Dataset rows:
********************

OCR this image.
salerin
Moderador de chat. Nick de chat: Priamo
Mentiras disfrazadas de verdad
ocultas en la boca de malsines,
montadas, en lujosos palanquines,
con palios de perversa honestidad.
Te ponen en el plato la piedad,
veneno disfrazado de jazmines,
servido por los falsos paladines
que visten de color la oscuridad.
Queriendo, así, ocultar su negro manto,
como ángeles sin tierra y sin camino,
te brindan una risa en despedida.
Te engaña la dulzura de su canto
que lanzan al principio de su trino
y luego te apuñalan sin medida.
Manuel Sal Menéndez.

********************

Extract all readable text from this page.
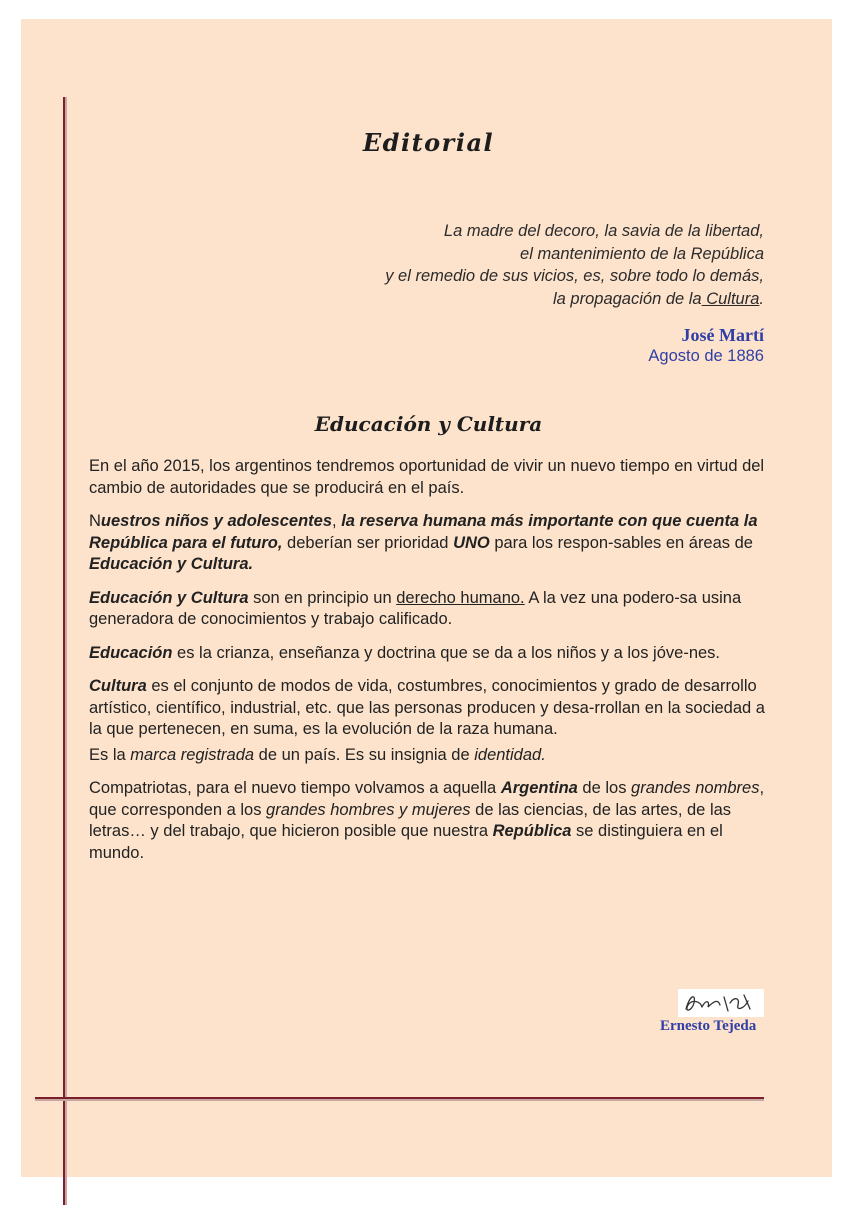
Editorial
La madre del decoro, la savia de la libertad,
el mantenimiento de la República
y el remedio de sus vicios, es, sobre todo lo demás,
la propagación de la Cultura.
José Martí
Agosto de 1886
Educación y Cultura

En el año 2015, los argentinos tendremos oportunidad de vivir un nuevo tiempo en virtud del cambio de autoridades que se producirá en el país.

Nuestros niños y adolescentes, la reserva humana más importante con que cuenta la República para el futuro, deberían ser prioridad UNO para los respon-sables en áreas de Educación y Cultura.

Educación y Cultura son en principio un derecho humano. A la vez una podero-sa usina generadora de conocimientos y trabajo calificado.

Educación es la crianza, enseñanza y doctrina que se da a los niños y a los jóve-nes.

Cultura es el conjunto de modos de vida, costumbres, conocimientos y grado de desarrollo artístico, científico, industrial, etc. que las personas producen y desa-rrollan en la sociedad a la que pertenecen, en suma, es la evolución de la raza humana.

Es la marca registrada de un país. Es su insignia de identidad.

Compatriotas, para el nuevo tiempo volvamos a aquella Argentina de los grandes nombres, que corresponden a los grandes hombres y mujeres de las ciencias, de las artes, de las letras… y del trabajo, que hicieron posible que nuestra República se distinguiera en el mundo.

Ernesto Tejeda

********************

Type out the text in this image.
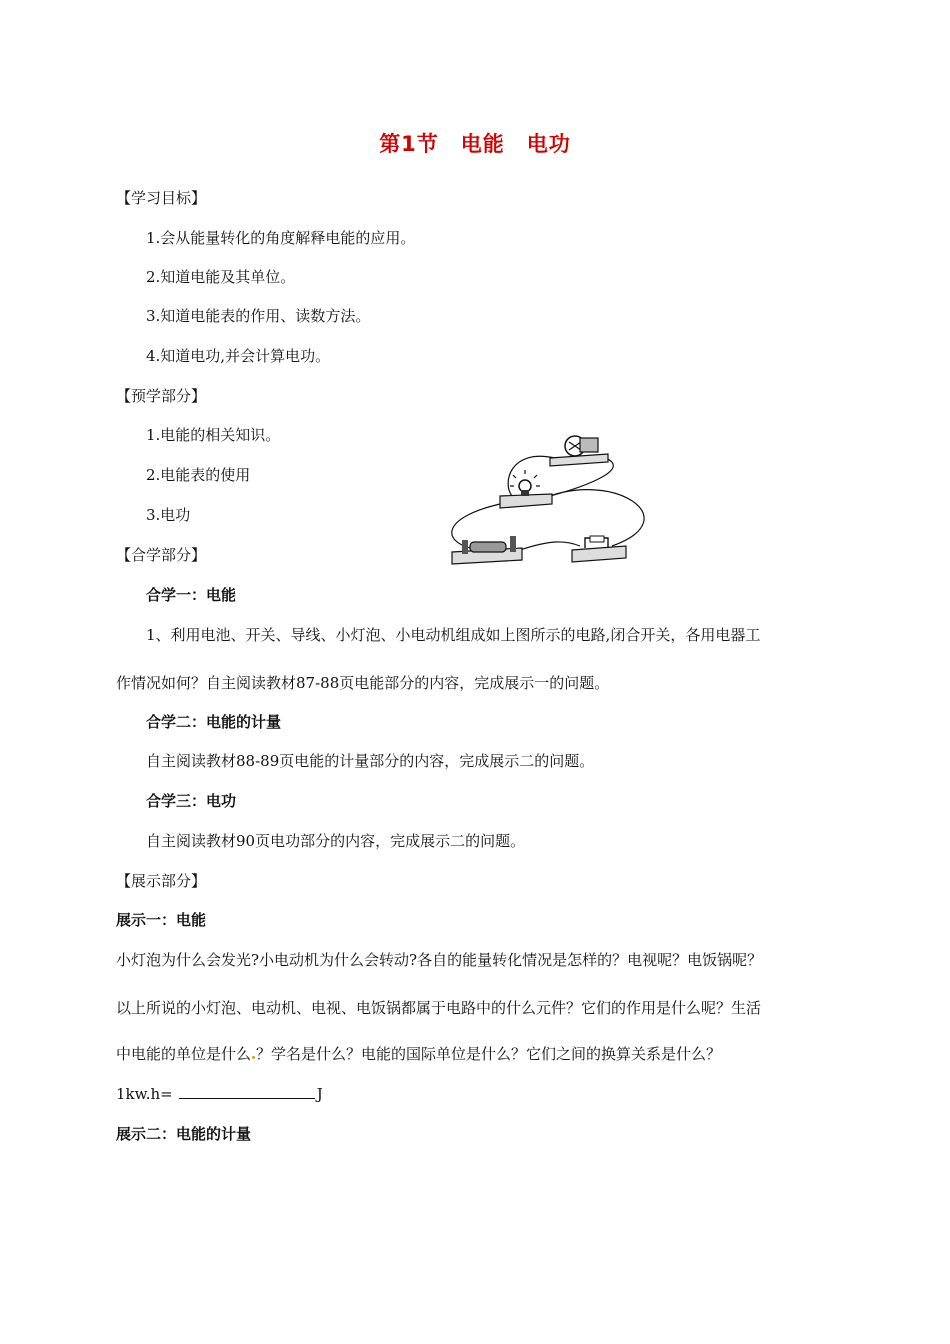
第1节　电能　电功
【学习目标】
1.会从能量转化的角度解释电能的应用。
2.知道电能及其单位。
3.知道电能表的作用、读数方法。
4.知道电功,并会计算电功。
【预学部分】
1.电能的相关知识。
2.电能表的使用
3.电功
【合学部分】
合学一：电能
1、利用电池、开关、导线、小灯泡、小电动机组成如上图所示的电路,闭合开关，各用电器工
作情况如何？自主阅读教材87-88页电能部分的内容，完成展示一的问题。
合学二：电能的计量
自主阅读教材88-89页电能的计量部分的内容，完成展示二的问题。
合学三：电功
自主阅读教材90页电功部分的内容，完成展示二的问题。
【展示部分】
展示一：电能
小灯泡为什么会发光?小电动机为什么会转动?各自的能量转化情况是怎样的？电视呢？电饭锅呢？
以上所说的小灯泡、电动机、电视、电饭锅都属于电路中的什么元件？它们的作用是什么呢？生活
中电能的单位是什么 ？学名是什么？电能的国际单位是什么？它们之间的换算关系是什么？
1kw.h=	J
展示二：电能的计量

********************

- **Do this**
Select and copy each line from the data that includes the word "Educación".

- **Complete answer**
Educación y Cultura
Nuestros niños y adolescentes, la reserva humana más importante con que cuenta la República para el futuro, deberían ser prioridad UNO para los respon-sables en áreas de Educación y Cultura.
Educación y Cultura son en principio un derecho humano. A la vez una podero-sa usina generadora de conocimientos y trabajo calificado.
Educación es la crianza, enseñanza y doctrina que se da a los niños y a los jóve-nes.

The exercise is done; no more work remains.